Short exercise:
Omit the pictures, then write out every entry exactly as it reads.

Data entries
::::

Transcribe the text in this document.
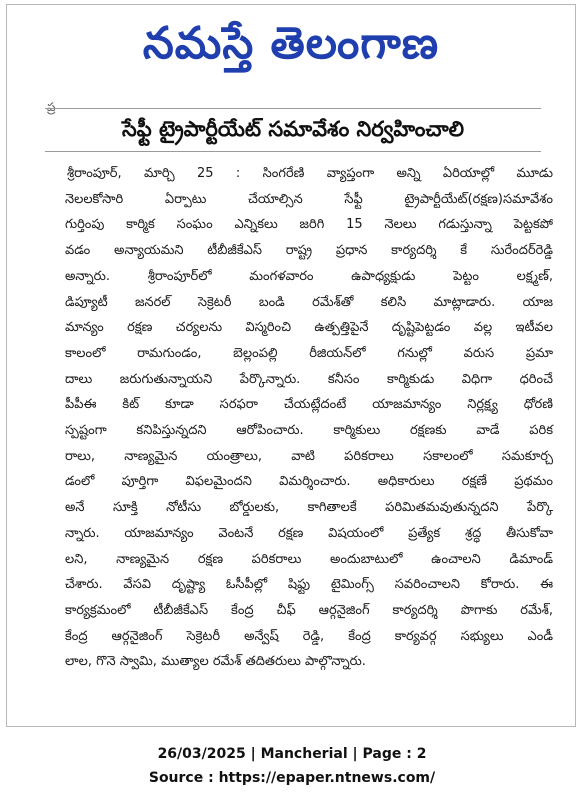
నమస్తే తెలంగాణ
ప్ర
సేఫ్టీ ట్రైపార్టీయేట్ సమావేశం నిర్వహించాలి
శ్రీరాంపూర్, మార్చి 25 : సింగరేణి వ్యాప్తంగా అన్ని ఏరియాల్లో మూడు
నెలలకోసారి ఏర్పాటు చేయాల్సిన సేఫ్టీ ట్రైపార్టీయేట్(రక్షణ)సమావేశం
గుర్తింపు కార్మిక సంఘం ఎన్నికలు జరిగి 15 నెలలు గడుస్తున్నా పెట్టకపో
వడం అన్యాయమని టీబీజీకేఎస్ రాష్ట్ర ప్రధాన కార్యదర్శి కే సురేందర్‌రెడ్డి
అన్నారు. శ్రీరాంపూర్‌లో మంగళవారం ఉపాధ్యక్షుడు పెట్టం లక్ష్మణ్,
డిప్యూటీ జనరల్ సెక్రెటరీ బండి రమేశ్‌తో కలిసి మాట్లాడారు. యాజ
మాన్యం రక్షణ చర్యలను విస్మరించి ఉత్పత్తిపైనే దృష్టిపెట్టడం వల్ల ఇటీవల
కాలంలో రామగుండం, బెల్లంపల్లి రీజియన్‌లో గనుల్లో వరుస ప్రమా
దాలు జరుగుతున్నాయని పేర్కొన్నారు. కనీసం కార్మికుడు విధిగా ధరించే
పీపీఈ కిట్ కూడా సరఫరా చేయట్లేదంటే యాజమాన్యం నిర్లక్ష్య ధోరణి
స్పష్టంగా కనిపిస్తున్నదని ఆరోపించారు. కార్మికులు రక్షణకు వాడే పరిక
రాలు, నాణ్యమైన యంత్రాలు, వాటి పరికరాలు సకాలంలో సమకూర్చ
డంలో పూర్తిగా విఫలమైందని విమర్శించారు. అధికారులు రక్షణే ప్రథమం
అనే సూక్తి నోటీసు బోర్డులకు, కాగితాలకే పరిమితమవుతున్నదని పేర్కొ
న్నారు. యాజమాన్యం వెంటనే రక్షణ విషయంలో ప్రత్యేక శ్రద్ధ తీసుకోవా
లని, నాణ్యమైన రక్షణ పరికరాలు అందుబాటులో ఉంచాలని డిమాండ్
చేశారు. వేసవి దృష్ట్యా ఓసీపీల్లో షిఫ్టు టైమింగ్స్ సవరించాలని కోరారు. ఈ
కార్యక్రమంలో టీబీజీకేఎస్ కేంద్ర చీఫ్ ఆర్గనైజింగ్ కార్యదర్శి పొగాకు రమేశ్,
కేంద్ర ఆర్గనైజింగ్ సెక్రెటరీ అన్వేష్ రెడ్డి, కేంద్ర కార్యవర్గ సభ్యులు ఎండీ
లాల, గొనె స్వామి, ముత్యాల రమేశ్ తదితరులు పాల్గొన్నారు.
26/03/2025 | Mancherial | Page : 2
Source : https://epaper.ntnews.com/
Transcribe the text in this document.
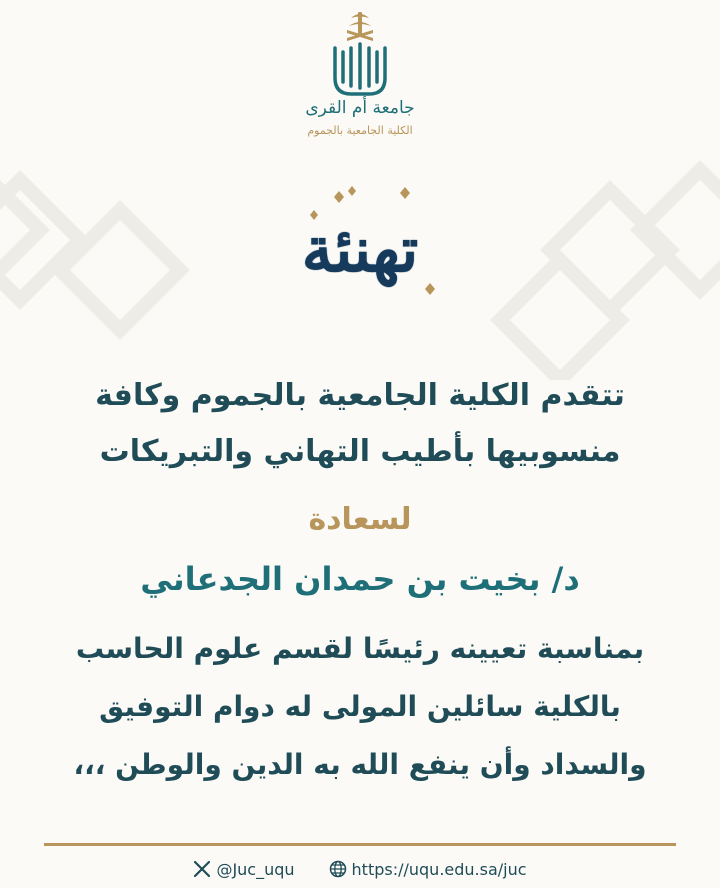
جامعة أم القرى
الكلية الجامعية بالجموم
تهنئة
تتقدم الكلية الجامعية بالجموم وكافة
منسوبيها بأطيب التهاني والتبريكات
لسعادة
د/ بخيت بن حمدان الجدعاني
بمناسبة تعيينه رئيسًا لقسم علوم الحاسب
بالكلية سائلين المولى له دوام التوفيق
والسداد وأن ينفع الله به الدين والوطن ،،،
@Juc_uqu	https://uqu.edu.sa/juc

::::

Result for this exercise:
Transcribe the text in this document.
నమస్తే తెలంగాణ
ప్ర
సేఫ్టీ ట్రైపార్టీయేట్ సమావేశం నిర్వహించాలి
శ్రీరాంపూర్, మార్చి 25 : సింగరేణి వ్యాప్తంగా అన్ని ఏరియాల్లో మూడు
నెలలకోసారి ఏర్పాటు చేయాల్సిన సేఫ్టీ ట్రైపార్టీయేట్(రక్షణ)సమావేశం
గుర్తింపు కార్మిక సంఘం ఎన్నికలు జరిగి 15 నెలలు గడుస్తున్నా పెట్టకపో
వడం అన్యాయమని టీబీజీకేఎస్ రాష్ట్ర ప్రధాన కార్యదర్శి కే సురేందర్‌రెడ్డి
అన్నారు. శ్రీరాంపూర్‌లో మంగళవారం ఉపాధ్యక్షుడు పెట్టం లక్ష్మణ్,
డిప్యూటీ జనరల్ సెక్రెటరీ బండి రమేశ్‌తో కలిసి మాట్లాడారు. యాజ
మాన్యం రక్షణ చర్యలను విస్మరించి ఉత్పత్తిపైనే దృష్టిపెట్టడం వల్ల ఇటీవల
కాలంలో రామగుండం, బెల్లంపల్లి రీజియన్‌లో గనుల్లో వరుస ప్రమా
దాలు జరుగుతున్నాయని పేర్కొన్నారు. కనీసం కార్మికుడు విధిగా ధరించే
పీపీఈ కిట్ కూడా సరఫరా చేయట్లేదంటే యాజమాన్యం నిర్లక్ష్య ధోరణి
స్పష్టంగా కనిపిస్తున్నదని ఆరోపించారు. కార్మికులు రక్షణకు వాడే పరిక
రాలు, నాణ్యమైన యంత్రాలు, వాటి పరికరాలు సకాలంలో సమకూర్చ
డంలో పూర్తిగా విఫలమైందని విమర్శించారు. అధికారులు రక్షణే ప్రథమం
అనే సూక్తి నోటీసు బోర్డులకు, కాగితాలకే పరిమితమవుతున్నదని పేర్కొ
న్నారు. యాజమాన్యం వెంటనే రక్షణ విషయంలో ప్రత్యేక శ్రద్ధ తీసుకోవా
లని, నాణ్యమైన రక్షణ పరికరాలు అందుబాటులో ఉంచాలని డిమాండ్
చేశారు. వేసవి దృష్ట్యా ఓసీపీల్లో షిఫ్టు టైమింగ్స్ సవరించాలని కోరారు. ఈ
కార్యక్రమంలో టీబీజీకేఎస్ కేంద్ర చీఫ్ ఆర్గనైజింగ్ కార్యదర్శి పొగాకు రమేశ్,
కేంద్ర ఆర్గనైజింగ్ సెక్రెటరీ అన్వేష్ రెడ్డి, కేంద్ర కార్యవర్గ సభ్యులు ఎండీ
లాల, గొనె స్వామి, ముత్యాల రమేశ్ తదితరులు పాల్గొన్నారు.
26/03/2025 | Mancherial | Page : 2
Source : https://epaper.ntnews.com/
Transcribe the text in this document.
جامعة أم القرى
الكلية الجامعية بالجموم
تهنئة
تتقدم الكلية الجامعية بالجموم وكافة
منسوبيها بأطيب التهاني والتبريكات
لسعادة
د/ بخيت بن حمدان الجدعاني
بمناسبة تعيينه رئيسًا لقسم علوم الحاسب
بالكلية سائلين المولى له دوام التوفيق
والسداد وأن ينفع الله به الدين والوطن ،،،
@Juc_uqu	https://uqu.edu.sa/juc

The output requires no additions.